PROBLEM STATEMENT →
Write out every line of the material as it stands, apart from the pictures.

TASK DATA →
==================================================

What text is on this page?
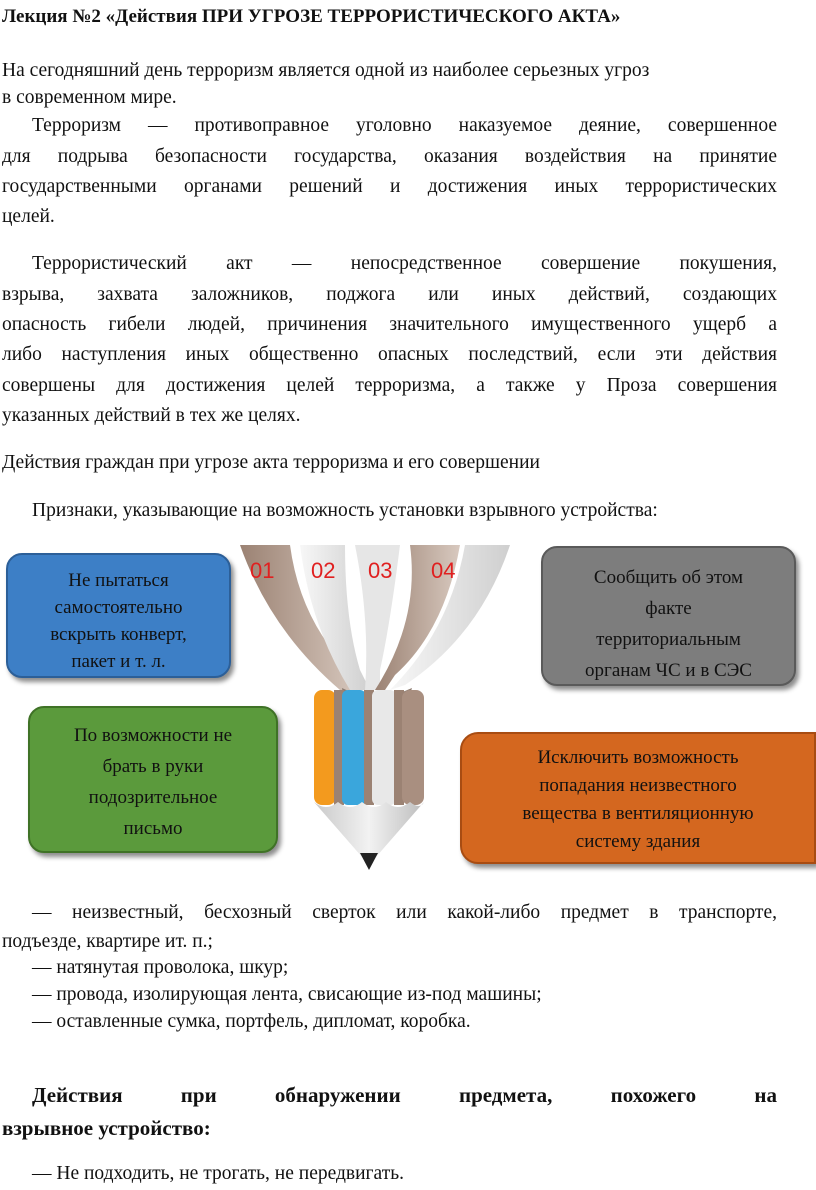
Лекция №2 «Действия ПРИ УГРОЗЕ ТЕРРОРИСТИЧЕСКОГО АКТА»
На сегодняшний день терроризм является одной из наиболее серьезных угроз
в современном мире.
Терроризм — противоправное уголовно наказуемое деяние, совершенное
для подрыва безопасности государства, оказания воздействия на принятие
государственными органами решений и достижения иных террористических
целей.
Террористический акт — непосредственное совершение покушения,
взрыва, захвата заложников, поджога или иных действий, создающих
опасность гибели людей, причинения значительного имущественного ущерб а
либо наступления иных общественно опасных последствий, если эти действия
совершены для достижения целей терроризма, а также у Проза совершения
указанных действий в тех же целях.
Действия граждан при угрозе акта терроризма и его совершении
Признаки, указывающие на возможность установки взрывного устройства:
01 02 03 04
Не пытаться
самостоятельно
вскрыть конверт,
пакет и т. л.
Сообщить об этом
факте
территориальным
органам ЧС и в СЭС
По возможности не
брать в руки
подозрительное
письмо
Исключить возможность
попадания неизвестного
вещества в вентиляционную
систему здания
— неизвестный, бесхозный сверток или какой-либо предмет в транспорте,
подъезде, квартире ит. п.;
— натянутая проволока, шкур;
— провода, изолирующая лента, свисающие из-под машины;
— оставленные сумка, портфель, дипломат, коробка.
Действия при обнаружении предмета, похожего на
взрывное устройство:
— Не подходить, не трогать, не передвигать.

==================================================

SOLUTION TO THE EXERCISE →
What text is on this page?
Лекция №2 «Действия ПРИ УГРОЗЕ ТЕРРОРИСТИЧЕСКОГО АКТА»
На сегодняшний день терроризм является одной из наиболее серьезных угроз
в современном мире.
Терроризм — противоправное уголовно наказуемое деяние, совершенное
для подрыва безопасности государства, оказания воздействия на принятие
государственными органами решений и достижения иных террористических
целей.
Террористический акт — непосредственное совершение покушения,
взрыва, захвата заложников, поджога или иных действий, создающих
опасность гибели людей, причинения значительного имущественного ущерб а
либо наступления иных общественно опасных последствий, если эти действия
совершены для достижения целей терроризма, а также у Проза совершения
указанных действий в тех же целях.
Действия граждан при угрозе акта терроризма и его совершении
Признаки, указывающие на возможность установки взрывного устройства:
01 02 03 04
Не пытаться
самостоятельно
вскрыть конверт,
пакет и т. л.
Сообщить об этом
факте
территориальным
органам ЧС и в СЭС
По возможности не
брать в руки
подозрительное
письмо
Исключить возможность
попадания неизвестного
вещества в вентиляционную
систему здания
— неизвестный, бесхозный сверток или какой-либо предмет в транспорте,
подъезде, квартире ит. п.;
— натянутая проволока, шкур;
— провода, изолирующая лента, свисающие из-под машины;
— оставленные сумка, портфель, дипломат, коробка.
Действия при обнаружении предмета, похожего на
взрывное устройство:
— Не подходить, не трогать, не передвигать.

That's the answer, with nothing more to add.